▶ **TASK DIRECTIONS**
Starting with the line that contains "Read out every word on this page.", reproduce each line through the end of the listing below, with no other output.
*** RECORDS FOR PROCESSING
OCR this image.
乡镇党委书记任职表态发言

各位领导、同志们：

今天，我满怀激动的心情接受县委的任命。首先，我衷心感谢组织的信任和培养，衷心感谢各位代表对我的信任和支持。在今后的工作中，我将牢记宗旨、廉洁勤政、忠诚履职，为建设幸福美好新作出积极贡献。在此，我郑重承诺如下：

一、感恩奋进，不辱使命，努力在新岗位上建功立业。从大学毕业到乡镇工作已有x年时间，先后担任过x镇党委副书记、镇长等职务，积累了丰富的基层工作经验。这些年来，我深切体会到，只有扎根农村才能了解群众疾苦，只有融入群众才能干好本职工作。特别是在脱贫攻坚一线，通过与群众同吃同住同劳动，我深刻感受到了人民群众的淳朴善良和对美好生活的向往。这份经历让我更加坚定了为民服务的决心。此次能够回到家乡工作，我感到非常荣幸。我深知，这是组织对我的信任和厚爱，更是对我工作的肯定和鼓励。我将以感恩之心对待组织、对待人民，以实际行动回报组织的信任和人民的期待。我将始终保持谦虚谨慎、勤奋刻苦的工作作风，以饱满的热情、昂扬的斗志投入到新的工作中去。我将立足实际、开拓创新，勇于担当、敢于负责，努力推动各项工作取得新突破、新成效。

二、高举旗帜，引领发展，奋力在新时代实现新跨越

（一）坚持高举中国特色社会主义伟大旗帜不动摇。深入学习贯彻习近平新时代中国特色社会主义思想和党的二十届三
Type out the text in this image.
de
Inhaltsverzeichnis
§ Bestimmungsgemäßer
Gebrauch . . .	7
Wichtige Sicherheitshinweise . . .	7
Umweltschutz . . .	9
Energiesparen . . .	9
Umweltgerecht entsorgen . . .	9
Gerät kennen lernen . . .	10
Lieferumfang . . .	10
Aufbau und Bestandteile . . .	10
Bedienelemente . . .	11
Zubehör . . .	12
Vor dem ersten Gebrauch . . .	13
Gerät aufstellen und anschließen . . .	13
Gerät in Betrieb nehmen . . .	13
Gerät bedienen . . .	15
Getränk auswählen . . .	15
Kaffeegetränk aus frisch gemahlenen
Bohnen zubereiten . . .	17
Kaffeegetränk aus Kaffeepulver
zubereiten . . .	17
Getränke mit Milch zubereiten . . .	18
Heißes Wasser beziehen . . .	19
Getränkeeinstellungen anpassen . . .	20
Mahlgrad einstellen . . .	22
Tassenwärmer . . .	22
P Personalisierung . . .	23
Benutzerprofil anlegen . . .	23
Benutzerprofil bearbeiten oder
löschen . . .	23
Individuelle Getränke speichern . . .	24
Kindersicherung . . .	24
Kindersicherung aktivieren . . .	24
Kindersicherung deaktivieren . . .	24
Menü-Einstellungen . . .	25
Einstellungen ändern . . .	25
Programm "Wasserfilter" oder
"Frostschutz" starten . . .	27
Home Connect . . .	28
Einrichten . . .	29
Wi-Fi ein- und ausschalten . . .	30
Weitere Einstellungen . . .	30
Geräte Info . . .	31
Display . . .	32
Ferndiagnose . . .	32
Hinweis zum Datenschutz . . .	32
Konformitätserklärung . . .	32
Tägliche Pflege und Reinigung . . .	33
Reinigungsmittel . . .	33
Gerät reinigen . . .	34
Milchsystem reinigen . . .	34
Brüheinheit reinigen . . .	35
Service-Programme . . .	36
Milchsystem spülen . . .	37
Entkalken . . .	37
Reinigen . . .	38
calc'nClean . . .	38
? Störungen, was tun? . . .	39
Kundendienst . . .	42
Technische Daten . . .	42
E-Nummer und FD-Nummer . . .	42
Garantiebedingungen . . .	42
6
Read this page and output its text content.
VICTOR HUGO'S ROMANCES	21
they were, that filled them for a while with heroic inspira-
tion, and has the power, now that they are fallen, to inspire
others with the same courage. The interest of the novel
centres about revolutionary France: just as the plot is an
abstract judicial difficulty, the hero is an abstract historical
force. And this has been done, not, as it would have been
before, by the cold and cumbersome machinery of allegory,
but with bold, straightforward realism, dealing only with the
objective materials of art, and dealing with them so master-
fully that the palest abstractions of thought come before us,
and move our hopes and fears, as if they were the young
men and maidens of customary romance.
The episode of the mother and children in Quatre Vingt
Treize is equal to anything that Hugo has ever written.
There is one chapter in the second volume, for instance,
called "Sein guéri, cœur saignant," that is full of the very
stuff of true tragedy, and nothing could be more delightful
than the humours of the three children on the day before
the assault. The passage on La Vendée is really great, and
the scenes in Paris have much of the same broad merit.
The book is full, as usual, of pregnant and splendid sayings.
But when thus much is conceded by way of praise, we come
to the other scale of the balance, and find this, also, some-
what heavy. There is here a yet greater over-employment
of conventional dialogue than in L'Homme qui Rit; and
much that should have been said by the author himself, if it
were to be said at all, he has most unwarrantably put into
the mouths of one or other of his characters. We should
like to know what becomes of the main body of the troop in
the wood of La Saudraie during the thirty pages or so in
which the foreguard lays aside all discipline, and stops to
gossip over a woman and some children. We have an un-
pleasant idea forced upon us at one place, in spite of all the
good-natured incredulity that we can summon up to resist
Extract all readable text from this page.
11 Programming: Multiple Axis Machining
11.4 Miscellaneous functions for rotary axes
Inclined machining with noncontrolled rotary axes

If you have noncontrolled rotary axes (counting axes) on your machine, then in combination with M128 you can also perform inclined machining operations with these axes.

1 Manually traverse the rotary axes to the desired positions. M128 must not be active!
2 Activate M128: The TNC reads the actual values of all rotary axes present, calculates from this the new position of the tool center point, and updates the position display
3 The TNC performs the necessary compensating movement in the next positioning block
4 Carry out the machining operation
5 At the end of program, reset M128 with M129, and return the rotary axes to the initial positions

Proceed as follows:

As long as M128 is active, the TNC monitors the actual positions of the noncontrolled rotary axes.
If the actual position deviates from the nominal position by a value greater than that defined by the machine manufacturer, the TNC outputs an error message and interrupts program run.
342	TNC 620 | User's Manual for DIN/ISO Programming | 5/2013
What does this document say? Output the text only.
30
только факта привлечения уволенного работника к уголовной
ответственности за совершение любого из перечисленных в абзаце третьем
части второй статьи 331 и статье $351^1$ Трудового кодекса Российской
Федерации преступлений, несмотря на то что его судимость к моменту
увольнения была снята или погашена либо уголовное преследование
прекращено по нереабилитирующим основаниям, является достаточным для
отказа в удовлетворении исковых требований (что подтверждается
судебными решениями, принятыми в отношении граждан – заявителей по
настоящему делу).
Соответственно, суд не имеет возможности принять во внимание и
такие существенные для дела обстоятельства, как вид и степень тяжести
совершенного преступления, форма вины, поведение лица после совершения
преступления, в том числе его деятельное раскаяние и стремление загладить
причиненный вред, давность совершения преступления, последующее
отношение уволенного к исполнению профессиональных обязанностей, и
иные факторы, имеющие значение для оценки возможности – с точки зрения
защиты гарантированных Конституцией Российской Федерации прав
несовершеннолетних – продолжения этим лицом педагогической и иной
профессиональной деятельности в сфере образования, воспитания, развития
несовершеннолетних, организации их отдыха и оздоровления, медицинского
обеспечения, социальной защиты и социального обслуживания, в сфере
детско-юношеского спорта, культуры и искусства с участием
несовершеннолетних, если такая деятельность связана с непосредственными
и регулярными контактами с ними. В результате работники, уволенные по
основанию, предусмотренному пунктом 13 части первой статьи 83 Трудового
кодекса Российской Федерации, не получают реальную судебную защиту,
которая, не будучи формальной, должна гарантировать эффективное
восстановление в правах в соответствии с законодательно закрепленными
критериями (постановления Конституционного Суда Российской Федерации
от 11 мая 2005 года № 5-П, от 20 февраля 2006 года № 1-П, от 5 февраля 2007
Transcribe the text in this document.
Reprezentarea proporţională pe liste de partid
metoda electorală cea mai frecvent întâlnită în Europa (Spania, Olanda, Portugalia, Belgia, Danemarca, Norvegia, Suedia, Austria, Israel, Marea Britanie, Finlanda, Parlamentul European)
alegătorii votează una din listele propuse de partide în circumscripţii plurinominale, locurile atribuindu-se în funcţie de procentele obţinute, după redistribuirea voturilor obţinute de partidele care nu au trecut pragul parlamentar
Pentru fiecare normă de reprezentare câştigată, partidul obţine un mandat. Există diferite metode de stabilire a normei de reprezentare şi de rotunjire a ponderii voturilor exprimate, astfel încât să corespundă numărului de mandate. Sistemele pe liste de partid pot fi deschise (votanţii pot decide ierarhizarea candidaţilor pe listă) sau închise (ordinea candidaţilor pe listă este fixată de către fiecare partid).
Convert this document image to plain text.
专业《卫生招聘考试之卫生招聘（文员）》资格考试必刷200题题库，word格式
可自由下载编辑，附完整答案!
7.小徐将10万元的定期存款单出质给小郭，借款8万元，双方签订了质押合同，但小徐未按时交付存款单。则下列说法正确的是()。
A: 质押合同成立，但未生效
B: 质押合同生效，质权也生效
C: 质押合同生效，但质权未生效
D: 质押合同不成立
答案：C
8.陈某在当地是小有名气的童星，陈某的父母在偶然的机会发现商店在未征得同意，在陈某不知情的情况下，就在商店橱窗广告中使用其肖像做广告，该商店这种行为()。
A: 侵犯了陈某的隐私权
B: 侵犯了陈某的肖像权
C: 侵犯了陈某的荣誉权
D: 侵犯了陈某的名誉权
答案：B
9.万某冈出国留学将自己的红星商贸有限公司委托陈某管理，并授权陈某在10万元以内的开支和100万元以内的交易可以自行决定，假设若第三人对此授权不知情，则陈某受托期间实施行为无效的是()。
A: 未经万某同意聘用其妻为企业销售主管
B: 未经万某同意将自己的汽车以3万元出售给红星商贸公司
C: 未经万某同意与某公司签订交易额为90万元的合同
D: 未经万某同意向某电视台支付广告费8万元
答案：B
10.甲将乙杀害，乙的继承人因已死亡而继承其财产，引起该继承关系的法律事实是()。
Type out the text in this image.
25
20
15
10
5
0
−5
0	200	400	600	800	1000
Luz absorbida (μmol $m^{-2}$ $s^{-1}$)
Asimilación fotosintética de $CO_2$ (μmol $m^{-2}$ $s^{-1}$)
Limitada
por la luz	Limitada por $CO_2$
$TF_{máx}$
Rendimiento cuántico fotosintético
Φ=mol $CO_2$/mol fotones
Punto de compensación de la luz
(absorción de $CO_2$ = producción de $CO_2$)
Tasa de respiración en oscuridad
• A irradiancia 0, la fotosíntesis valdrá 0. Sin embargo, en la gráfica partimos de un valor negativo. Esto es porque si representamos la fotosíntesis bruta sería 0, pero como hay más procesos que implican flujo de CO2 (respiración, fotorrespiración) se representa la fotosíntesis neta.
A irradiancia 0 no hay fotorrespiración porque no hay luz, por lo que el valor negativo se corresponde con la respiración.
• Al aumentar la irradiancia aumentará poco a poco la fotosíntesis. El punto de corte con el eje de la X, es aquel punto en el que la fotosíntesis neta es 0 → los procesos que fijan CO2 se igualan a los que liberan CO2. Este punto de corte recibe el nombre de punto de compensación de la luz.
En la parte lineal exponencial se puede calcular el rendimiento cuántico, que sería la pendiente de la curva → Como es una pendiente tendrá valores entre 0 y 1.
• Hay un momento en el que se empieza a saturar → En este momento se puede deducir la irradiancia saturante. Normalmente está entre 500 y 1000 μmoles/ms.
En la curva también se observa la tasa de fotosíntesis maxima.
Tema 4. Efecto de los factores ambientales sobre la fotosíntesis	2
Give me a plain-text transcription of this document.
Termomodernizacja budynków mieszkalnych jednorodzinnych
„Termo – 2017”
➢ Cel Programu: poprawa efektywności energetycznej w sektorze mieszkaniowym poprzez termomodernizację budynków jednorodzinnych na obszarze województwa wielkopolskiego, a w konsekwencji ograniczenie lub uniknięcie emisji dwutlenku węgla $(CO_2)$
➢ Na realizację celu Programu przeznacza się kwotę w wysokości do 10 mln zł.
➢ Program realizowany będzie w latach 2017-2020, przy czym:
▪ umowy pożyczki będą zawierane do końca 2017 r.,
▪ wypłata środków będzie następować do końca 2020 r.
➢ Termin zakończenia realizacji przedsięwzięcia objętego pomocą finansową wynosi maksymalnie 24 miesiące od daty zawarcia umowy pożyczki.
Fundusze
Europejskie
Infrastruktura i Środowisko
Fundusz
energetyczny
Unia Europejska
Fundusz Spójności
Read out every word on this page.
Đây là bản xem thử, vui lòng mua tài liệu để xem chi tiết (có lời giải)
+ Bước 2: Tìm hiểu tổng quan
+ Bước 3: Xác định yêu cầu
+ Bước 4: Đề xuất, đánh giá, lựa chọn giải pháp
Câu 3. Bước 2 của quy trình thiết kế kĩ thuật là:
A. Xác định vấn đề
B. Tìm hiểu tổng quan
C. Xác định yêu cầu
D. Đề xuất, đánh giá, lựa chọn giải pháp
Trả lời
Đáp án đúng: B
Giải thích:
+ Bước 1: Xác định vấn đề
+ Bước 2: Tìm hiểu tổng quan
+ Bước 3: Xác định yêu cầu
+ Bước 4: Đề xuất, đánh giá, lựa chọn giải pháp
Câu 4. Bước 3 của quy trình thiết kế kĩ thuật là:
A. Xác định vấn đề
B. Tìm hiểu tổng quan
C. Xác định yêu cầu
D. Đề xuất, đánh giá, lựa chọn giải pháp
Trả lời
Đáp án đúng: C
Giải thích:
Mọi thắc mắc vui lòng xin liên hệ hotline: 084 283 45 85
******
▶ **REPLY**
Read out every word on this page.
Đây là bản xem thử, vui lòng mua tài liệu để xem chi tiết (có lời giải)
+ Bước 2: Tìm hiểu tổng quan
+ Bước 3: Xác định yêu cầu
+ Bước 4: Đề xuất, đánh giá, lựa chọn giải pháp
Câu 3. Bước 2 của quy trình thiết kế kĩ thuật là:
A. Xác định vấn đề
B. Tìm hiểu tổng quan
C. Xác định yêu cầu
D. Đề xuất, đánh giá, lựa chọn giải pháp
Trả lời
Đáp án đúng: B
Giải thích:
+ Bước 1: Xác định vấn đề
+ Bước 2: Tìm hiểu tổng quan
+ Bước 3: Xác định yêu cầu
+ Bước 4: Đề xuất, đánh giá, lựa chọn giải pháp
Câu 4. Bước 3 của quy trình thiết kế kĩ thuật là:
A. Xác định vấn đề
B. Tìm hiểu tổng quan
C. Xác định yêu cầu
D. Đề xuất, đánh giá, lựa chọn giải pháp
Trả lời
Đáp án đúng: C
Giải thích:
Mọi thắc mắc vui lòng xin liên hệ hotline: 084 283 45 85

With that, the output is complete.